(Enregistrements d'éléments et de coordonnées)
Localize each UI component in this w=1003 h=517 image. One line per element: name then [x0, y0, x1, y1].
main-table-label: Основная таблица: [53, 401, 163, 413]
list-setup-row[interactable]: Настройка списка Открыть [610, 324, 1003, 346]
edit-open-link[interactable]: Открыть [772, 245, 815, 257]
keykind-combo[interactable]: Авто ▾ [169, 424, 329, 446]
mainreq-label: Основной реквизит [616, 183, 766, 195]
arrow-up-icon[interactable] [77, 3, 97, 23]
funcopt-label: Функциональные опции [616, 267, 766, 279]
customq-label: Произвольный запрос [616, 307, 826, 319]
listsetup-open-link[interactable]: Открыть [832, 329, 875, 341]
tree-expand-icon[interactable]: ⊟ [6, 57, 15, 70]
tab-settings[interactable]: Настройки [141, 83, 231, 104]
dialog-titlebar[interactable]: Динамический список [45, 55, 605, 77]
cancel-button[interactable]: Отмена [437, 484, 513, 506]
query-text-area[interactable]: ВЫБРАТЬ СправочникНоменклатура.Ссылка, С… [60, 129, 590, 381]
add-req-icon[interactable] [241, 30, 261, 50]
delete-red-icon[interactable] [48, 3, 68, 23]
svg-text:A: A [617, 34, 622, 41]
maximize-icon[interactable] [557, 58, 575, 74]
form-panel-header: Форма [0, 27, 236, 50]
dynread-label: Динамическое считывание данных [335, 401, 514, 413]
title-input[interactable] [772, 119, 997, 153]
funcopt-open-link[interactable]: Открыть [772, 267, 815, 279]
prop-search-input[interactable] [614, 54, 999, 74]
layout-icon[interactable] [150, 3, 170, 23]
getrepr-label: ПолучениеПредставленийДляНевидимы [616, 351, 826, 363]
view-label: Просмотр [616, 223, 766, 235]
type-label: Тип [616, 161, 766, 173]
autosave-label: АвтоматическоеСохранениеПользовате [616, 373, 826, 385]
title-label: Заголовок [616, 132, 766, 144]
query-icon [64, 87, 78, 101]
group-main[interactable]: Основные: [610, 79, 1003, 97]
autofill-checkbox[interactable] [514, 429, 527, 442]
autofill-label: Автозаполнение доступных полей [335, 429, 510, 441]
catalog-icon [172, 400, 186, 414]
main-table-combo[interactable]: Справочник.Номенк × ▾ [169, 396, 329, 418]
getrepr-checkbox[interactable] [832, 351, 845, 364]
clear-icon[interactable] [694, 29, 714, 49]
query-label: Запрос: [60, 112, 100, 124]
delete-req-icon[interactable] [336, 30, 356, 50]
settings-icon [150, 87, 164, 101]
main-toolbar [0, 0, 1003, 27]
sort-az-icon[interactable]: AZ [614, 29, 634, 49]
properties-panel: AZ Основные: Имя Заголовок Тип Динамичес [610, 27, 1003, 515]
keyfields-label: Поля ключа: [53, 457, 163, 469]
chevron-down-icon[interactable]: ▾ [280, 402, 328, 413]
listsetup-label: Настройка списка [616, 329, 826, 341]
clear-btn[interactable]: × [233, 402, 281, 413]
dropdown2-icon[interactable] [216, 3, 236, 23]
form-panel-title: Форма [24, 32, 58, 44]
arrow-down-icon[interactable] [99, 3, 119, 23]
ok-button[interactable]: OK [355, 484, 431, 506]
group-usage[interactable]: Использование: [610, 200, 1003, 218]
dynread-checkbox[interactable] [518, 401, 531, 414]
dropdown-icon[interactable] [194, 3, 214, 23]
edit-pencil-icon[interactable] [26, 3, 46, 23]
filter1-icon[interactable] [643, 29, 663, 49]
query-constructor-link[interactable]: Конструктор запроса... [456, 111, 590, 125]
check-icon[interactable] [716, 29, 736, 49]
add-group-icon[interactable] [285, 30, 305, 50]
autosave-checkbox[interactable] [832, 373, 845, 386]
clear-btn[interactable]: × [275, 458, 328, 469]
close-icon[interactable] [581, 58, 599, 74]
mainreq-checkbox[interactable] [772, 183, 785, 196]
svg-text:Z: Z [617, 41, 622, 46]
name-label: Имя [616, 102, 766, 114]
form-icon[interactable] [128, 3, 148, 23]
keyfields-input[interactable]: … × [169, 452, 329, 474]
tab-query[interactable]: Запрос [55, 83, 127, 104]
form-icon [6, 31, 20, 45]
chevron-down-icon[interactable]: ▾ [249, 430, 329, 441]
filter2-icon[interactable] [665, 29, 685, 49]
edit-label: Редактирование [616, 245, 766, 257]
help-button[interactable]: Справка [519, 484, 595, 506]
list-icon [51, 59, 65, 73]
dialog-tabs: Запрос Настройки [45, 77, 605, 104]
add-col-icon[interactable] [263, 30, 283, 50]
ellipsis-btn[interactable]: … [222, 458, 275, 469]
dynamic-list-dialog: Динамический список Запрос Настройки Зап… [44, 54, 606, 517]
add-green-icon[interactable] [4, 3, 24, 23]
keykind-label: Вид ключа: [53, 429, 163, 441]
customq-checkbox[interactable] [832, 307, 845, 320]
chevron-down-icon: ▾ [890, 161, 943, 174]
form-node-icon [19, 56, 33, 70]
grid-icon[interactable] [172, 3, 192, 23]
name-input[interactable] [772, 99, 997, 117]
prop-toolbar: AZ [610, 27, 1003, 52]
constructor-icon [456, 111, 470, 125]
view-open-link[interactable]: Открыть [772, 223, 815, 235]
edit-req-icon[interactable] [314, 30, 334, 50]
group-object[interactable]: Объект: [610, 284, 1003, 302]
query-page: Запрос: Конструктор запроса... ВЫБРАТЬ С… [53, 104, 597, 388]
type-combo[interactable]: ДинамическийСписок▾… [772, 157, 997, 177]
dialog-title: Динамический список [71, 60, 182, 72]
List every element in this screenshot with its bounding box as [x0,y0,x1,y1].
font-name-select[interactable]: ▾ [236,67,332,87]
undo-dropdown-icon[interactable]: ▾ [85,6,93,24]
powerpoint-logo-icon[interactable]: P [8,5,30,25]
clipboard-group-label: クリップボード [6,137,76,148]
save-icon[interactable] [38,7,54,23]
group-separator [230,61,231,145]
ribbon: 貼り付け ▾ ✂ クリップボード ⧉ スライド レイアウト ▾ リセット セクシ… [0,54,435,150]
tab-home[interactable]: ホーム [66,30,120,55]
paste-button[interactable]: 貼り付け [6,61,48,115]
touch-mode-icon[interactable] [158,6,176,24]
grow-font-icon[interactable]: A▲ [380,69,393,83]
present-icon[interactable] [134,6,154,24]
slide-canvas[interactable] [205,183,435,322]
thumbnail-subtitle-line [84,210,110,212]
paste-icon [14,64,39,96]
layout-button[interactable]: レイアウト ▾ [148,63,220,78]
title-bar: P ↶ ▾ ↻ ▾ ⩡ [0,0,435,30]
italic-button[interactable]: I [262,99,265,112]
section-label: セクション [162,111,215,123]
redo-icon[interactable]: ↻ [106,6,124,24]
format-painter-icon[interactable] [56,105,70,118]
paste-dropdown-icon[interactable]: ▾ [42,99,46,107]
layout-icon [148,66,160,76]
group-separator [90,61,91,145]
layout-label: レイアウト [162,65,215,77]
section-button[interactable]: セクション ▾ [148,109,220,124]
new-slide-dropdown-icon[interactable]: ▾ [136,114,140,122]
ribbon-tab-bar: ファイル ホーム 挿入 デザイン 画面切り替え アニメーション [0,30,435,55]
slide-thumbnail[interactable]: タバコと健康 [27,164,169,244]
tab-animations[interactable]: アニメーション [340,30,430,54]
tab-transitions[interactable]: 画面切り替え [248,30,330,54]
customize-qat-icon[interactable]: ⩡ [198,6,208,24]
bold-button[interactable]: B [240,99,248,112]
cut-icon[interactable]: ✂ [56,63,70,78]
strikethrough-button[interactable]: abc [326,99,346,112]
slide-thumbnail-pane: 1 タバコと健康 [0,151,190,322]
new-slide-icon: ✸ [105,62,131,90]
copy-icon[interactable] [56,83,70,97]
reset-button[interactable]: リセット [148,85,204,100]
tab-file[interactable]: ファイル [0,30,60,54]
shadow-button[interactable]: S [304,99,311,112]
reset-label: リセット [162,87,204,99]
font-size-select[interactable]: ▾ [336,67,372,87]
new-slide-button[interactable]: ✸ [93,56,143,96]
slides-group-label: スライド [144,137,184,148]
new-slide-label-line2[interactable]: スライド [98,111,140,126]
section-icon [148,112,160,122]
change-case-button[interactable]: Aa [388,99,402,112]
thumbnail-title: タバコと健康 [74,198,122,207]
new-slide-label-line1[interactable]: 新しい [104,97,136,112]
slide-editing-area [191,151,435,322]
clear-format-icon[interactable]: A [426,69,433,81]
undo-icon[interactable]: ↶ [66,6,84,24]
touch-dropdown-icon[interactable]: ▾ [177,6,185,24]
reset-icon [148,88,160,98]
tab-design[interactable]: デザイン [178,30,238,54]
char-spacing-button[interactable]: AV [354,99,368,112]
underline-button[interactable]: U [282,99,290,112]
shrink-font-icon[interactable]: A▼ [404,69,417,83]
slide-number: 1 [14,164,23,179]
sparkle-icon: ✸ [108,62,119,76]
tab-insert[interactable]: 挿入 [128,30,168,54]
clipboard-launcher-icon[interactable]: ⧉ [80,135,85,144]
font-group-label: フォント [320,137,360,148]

Consigne
Dénombrez les lignes des enregistrements ci-dessus qui contiennent la chaîne « keykind ». Indiquez seulement ce nombre.

Résultat attendu
2